PROVIDED MATERIAL:
'''

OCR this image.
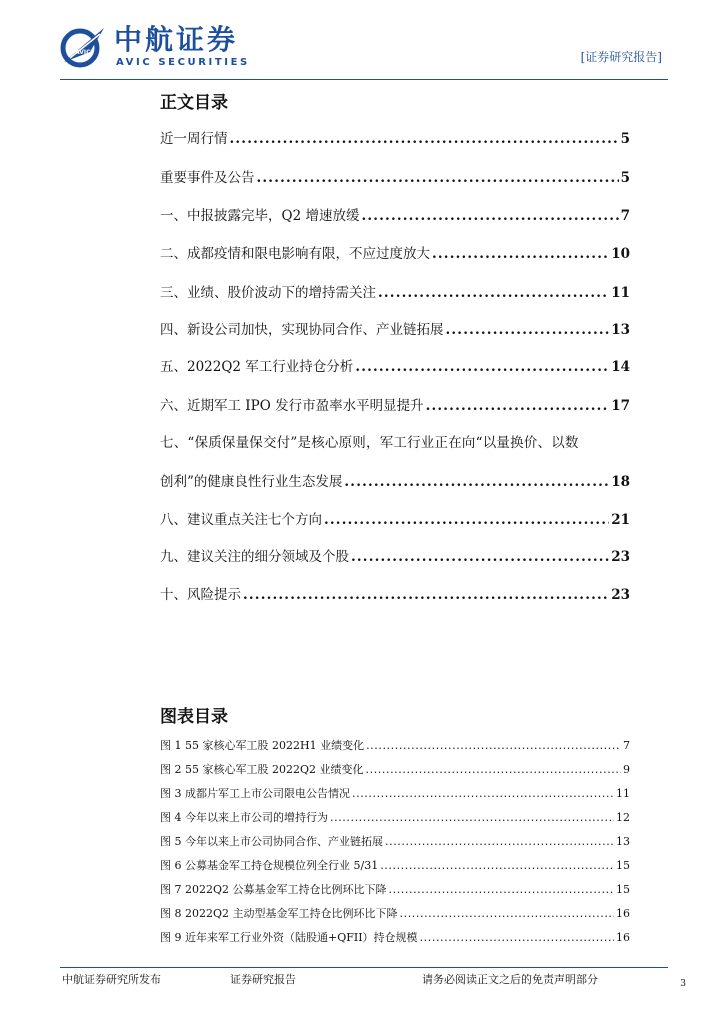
AVIC 中航证券
AVIC SECURITIES	[证券研究报告]
正文目录
近一周行情 .....	5
重要事件及公告 .....	5
一、中报披露完毕，Q2 增速放缓 .....	7
二、成都疫情和限电影响有限，不应过度放大 .....	10
三、业绩、股价波动下的增持需关注 .....	11
四、新设公司加快，实现协同合作、产业链拓展 .....	13
五、2022Q2 军工行业持仓分析 .....	14
六、近期军工 IPO 发行市盈率水平明显提升 .....	17
七、“保质保量保交付”是核心原则，军工行业正在向“以量换价、以数
创利”的健康良性行业生态发展 .....	18
八、建议重点关注七个方向 .....	21
九、建议关注的细分领域及个股 .....	23
十、风险提示 .....	23
图表目录
图 1 55 家核心军工股 2022H1 业绩变化 .....	7
图 2 55 家核心军工股 2022Q2 业绩变化 .....	9
图 3 成都片军工上市公司限电公告情况 .....	11
图 4 今年以来上市公司的增持行为 .....	12
图 5 今年以来上市公司协同合作、产业链拓展 .....	13
图 6 公募基金军工持仓规模位列全行业 5/31 .....	15
图 7 2022Q2 公募基金军工持仓比例环比下降 .....	15
图 8 2022Q2 主动型基金军工持仓比例环比下降 .....	16
图 9 近年来军工行业外资（陆股通+QFII）持仓规模 .....	16
中航证券研究所发布	证券研究报告	请务必阅读正文之后的免责声明部分	3
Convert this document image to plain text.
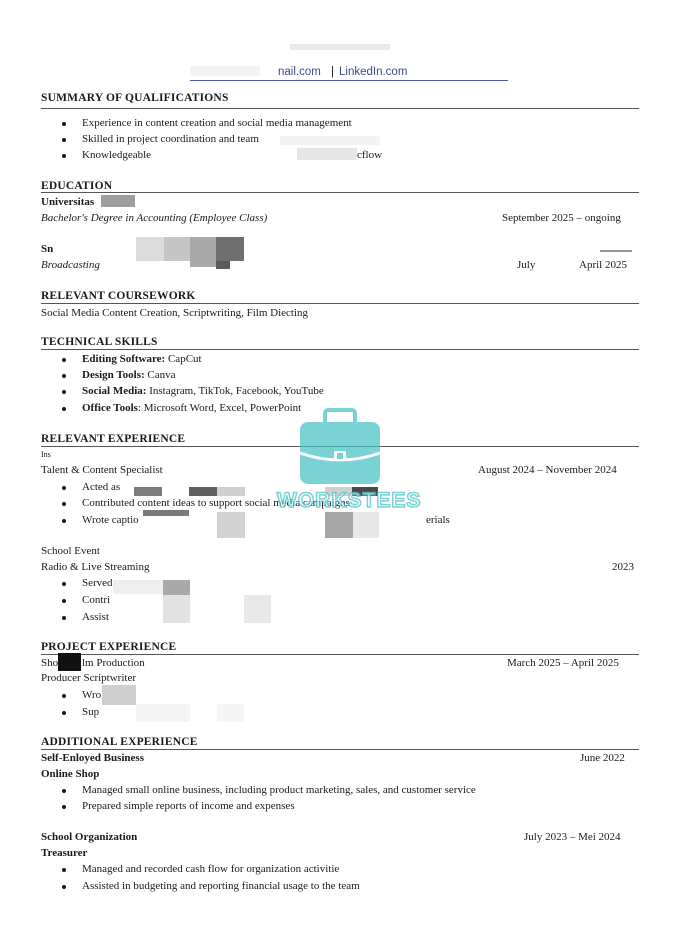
nail.com | LinkedIn.com
SUMMARY OF QUALIFICATIONS
Experience in content creation and social media management
Skilled in project coordination and team
Knowledgeable	cflow
EDUCATION
Universitas
Bachelor's Degree in Accounting (Employee Class)	September 2025 – ongoing
Sn
Broadcasting	July	April 2025
RELEVANT COURSEWORK
Social Media Content Creation, Scriptwriting, Film Diecting
TECHNICAL SKILLS
Editing Software: CapCut
Design Tools: Canva
Social Media: Instagram, TikTok, Facebook, YouTube
Office Tools: Microsoft Word, Excel, PowerPoint
RELEVANT EXPERIENCE
Ins
Talent & Content Specialist	August 2024 – November 2024
Acted as
Contributed content ideas to support social media campaigns
Wrote captio	erials
School Event
Radio & Live Streaming	2023
Served
Contri
Assist
PROJECT EXPERIENCE
Sho lm Production	March 2025 – April 2025
Producer Scriptwriter
Wro
Sup
ADDITIONAL EXPERIENCE
Self-Enloyed Business	June 2022
Online Shop
Managed small online business, including product marketing, sales, and customer service
Prepared simple reports of income and expenses
School Organization	July 2023 – Mei 2024
Treasurer
Managed and recorded cash flow for organization activitie
Assisted in budgeting and reporting financial usage to the team
WORKSTEES
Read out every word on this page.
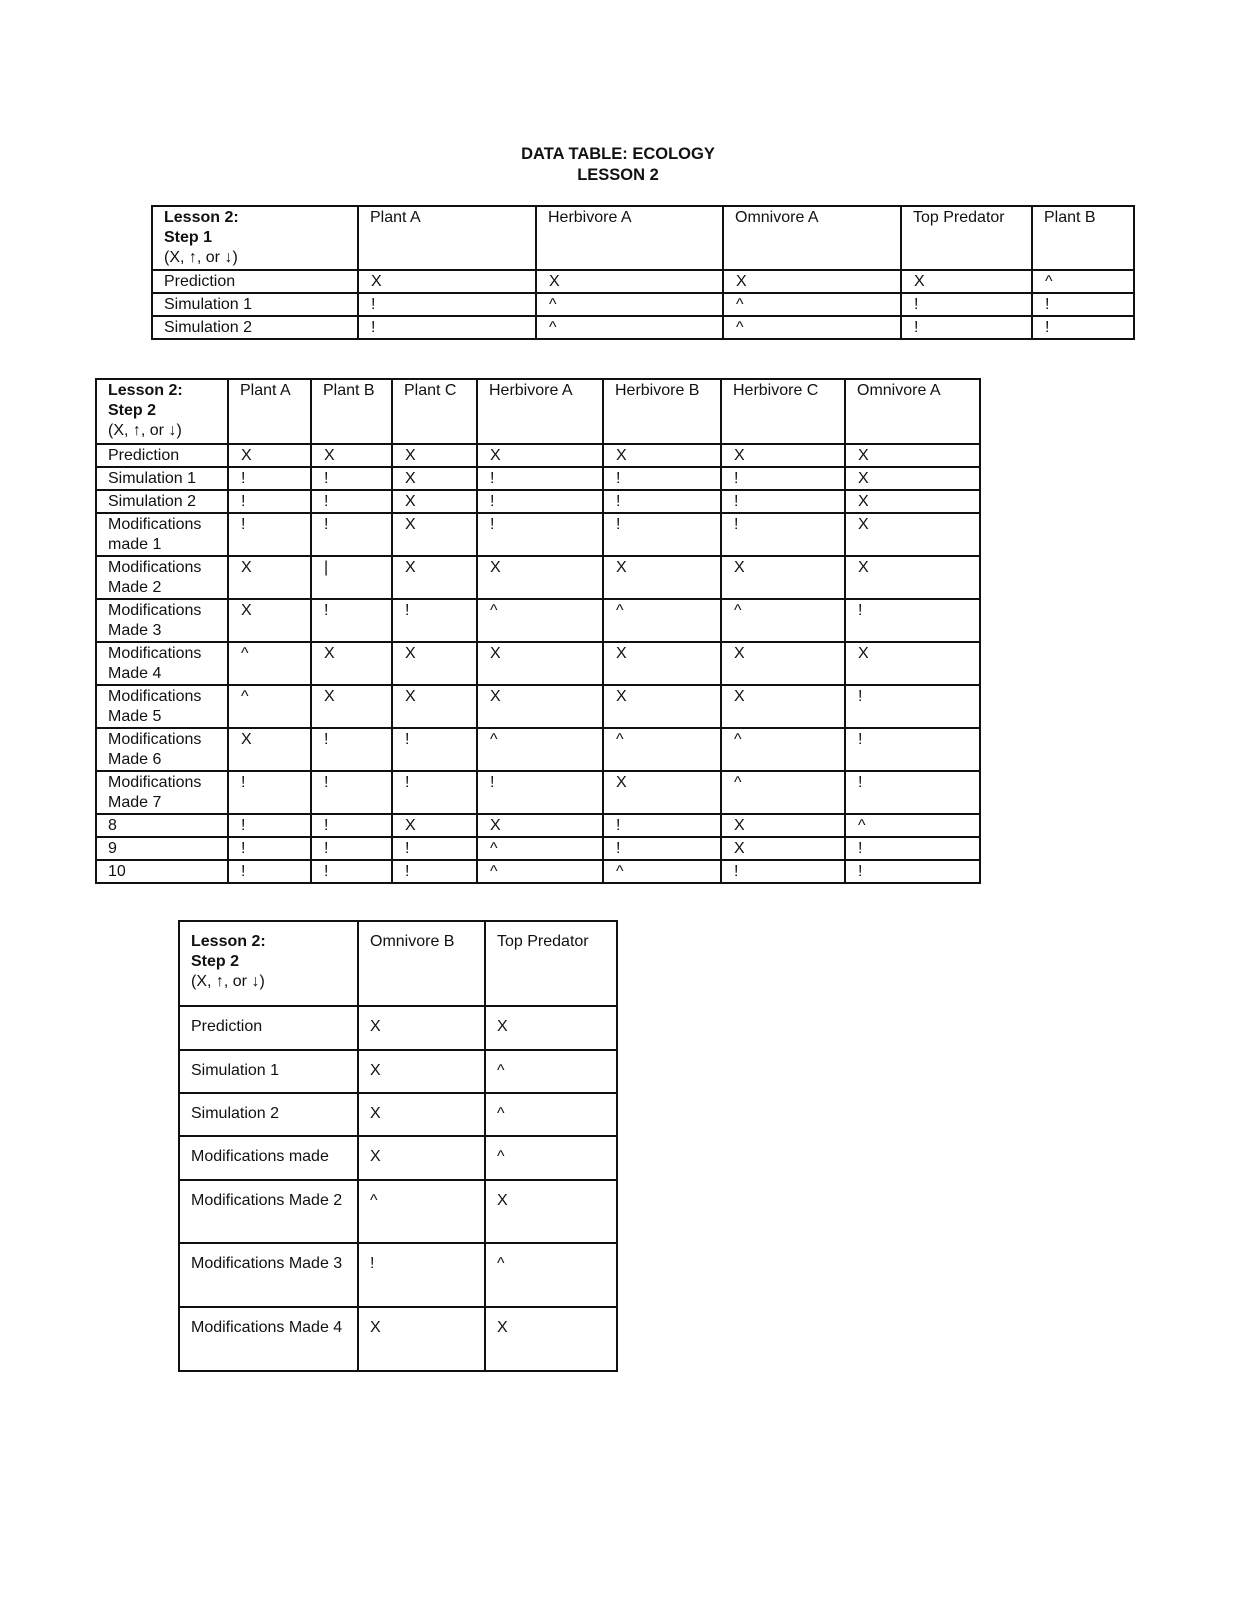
DATA TABLE: ECOLOGY
LESSON 2
Lesson 2:
Step 1
(X, ↑, or ↓)	Plant A	Herbivore A	Omnivore A	Top Predator	Plant B
Prediction	X	X	X	X	^
Simulation 1	!	^	^	!	!
Simulation 2	!	^	^	!	!
Lesson 2:
Step 2
(X, ↑, or ↓)	Plant A	Plant B	Plant C	Herbivore A	Herbivore B	Herbivore C	Omnivore A
Prediction	X	X	X	X	X	X	X
Simulation 1	!	!	X	!	!	!	X
Simulation 2	!	!	X	!	!	!	X
Modifications made 1	!	!	X	!	!	!	X
Modifications Made 2	X	|	X	X	X	X	X
Modifications Made 3	X	!	!	^	^	^	!
Modifications Made 4	^	X	X	X	X	X	X
Modifications Made 5	^	X	X	X	X	X	!
Modifications Made 6	X	!	!	^	^	^	!
Modifications Made 7	!	!	!	!	X	^	!
8	!	!	X	X	!	X	^
9	!	!	!	^	!	X	!
10	!	!	!	^	^	!	!
Lesson 2:
Step 2
(X, ↑, or ↓)	Omnivore B	Top Predator
Prediction	X	X
Simulation 1	X	^
Simulation 2	X	^
Modifications made	X	^
Modifications Made 2	^	X
Modifications Made 3	!	^
Modifications Made 4	X	X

'''

TASK DETAILS: Quote each record exactly as it stands, minus the pictures.

RESULT:
OCR this image.
AVIC 中航证券
AVIC SECURITIES	[证券研究报告]
正文目录
近一周行情 .....	5
重要事件及公告 .....	5
一、中报披露完毕，Q2 增速放缓 .....	7
二、成都疫情和限电影响有限，不应过度放大 .....	10
三、业绩、股价波动下的增持需关注 .....	11
四、新设公司加快，实现协同合作、产业链拓展 .....	13
五、2022Q2 军工行业持仓分析 .....	14
六、近期军工 IPO 发行市盈率水平明显提升 .....	17
七、“保质保量保交付”是核心原则，军工行业正在向“以量换价、以数
创利”的健康良性行业生态发展 .....	18
八、建议重点关注七个方向 .....	21
九、建议关注的细分领域及个股 .....	23
十、风险提示 .....	23
图表目录
图 1 55 家核心军工股 2022H1 业绩变化 .....	7
图 2 55 家核心军工股 2022Q2 业绩变化 .....	9
图 3 成都片军工上市公司限电公告情况 .....	11
图 4 今年以来上市公司的增持行为 .....	12
图 5 今年以来上市公司协同合作、产业链拓展 .....	13
图 6 公募基金军工持仓规模位列全行业 5/31 .....	15
图 7 2022Q2 公募基金军工持仓比例环比下降 .....	15
图 8 2022Q2 主动型基金军工持仓比例环比下降 .....	16
图 9 近年来军工行业外资（陆股通+QFII）持仓规模 .....	16
中航证券研究所发布	证券研究报告	请务必阅读正文之后的免责声明部分	3
Convert this document image to plain text.
nail.com | LinkedIn.com
SUMMARY OF QUALIFICATIONS
Experience in content creation and social media management
Skilled in project coordination and team
Knowledgeable	cflow
EDUCATION
Universitas
Bachelor's Degree in Accounting (Employee Class)	September 2025 – ongoing
Sn
Broadcasting	July	April 2025
RELEVANT COURSEWORK
Social Media Content Creation, Scriptwriting, Film Diecting
TECHNICAL SKILLS
Editing Software: CapCut
Design Tools: Canva
Social Media: Instagram, TikTok, Facebook, YouTube
Office Tools: Microsoft Word, Excel, PowerPoint
RELEVANT EXPERIENCE
Ins
Talent & Content Specialist	August 2024 – November 2024
Acted as
Contributed content ideas to support social media campaigns
Wrote captio	erials
School Event
Radio & Live Streaming	2023
Served
Contri
Assist
PROJECT EXPERIENCE
Sho lm Production	March 2025 – April 2025
Producer Scriptwriter
Wro
Sup
ADDITIONAL EXPERIENCE
Self-Enloyed Business	June 2022
Online Shop
Managed small online business, including product marketing, sales, and customer service
Prepared simple reports of income and expenses
School Organization	July 2023 – Mei 2024
Treasurer
Managed and recorded cash flow for organization activitie
Assisted in budgeting and reporting financial usage to the team
WORKSTEES
Read out every word on this page.
DATA TABLE: ECOLOGY
LESSON 2
Lesson 2:
Step 1
(X, ↑, or ↓)	Plant A	Herbivore A	Omnivore A	Top Predator	Plant B
Prediction	X	X	X	X	^
Simulation 1	!	^	^	!	!
Simulation 2	!	^	^	!	!
Lesson 2:
Step 2
(X, ↑, or ↓)	Plant A	Plant B	Plant C	Herbivore A	Herbivore B	Herbivore C	Omnivore A
Prediction	X	X	X	X	X	X	X
Simulation 1	!	!	X	!	!	!	X
Simulation 2	!	!	X	!	!	!	X
Modifications made 1	!	!	X	!	!	!	X
Modifications Made 2	X	|	X	X	X	X	X
Modifications Made 3	X	!	!	^	^	^	!
Modifications Made 4	^	X	X	X	X	X	X
Modifications Made 5	^	X	X	X	X	X	!
Modifications Made 6	X	!	!	^	^	^	!
Modifications Made 7	!	!	!	!	X	^	!
8	!	!	X	X	!	X	^
9	!	!	!	^	!	X	!
10	!	!	!	^	^	!	!
Lesson 2:
Step 2
(X, ↑, or ↓)	Omnivore B	Top Predator
Prediction	X	X
Simulation 1	X	^
Simulation 2	X	^
Modifications made	X	^
Modifications Made 2	^	X
Modifications Made 3	!	^
Modifications Made 4	X	X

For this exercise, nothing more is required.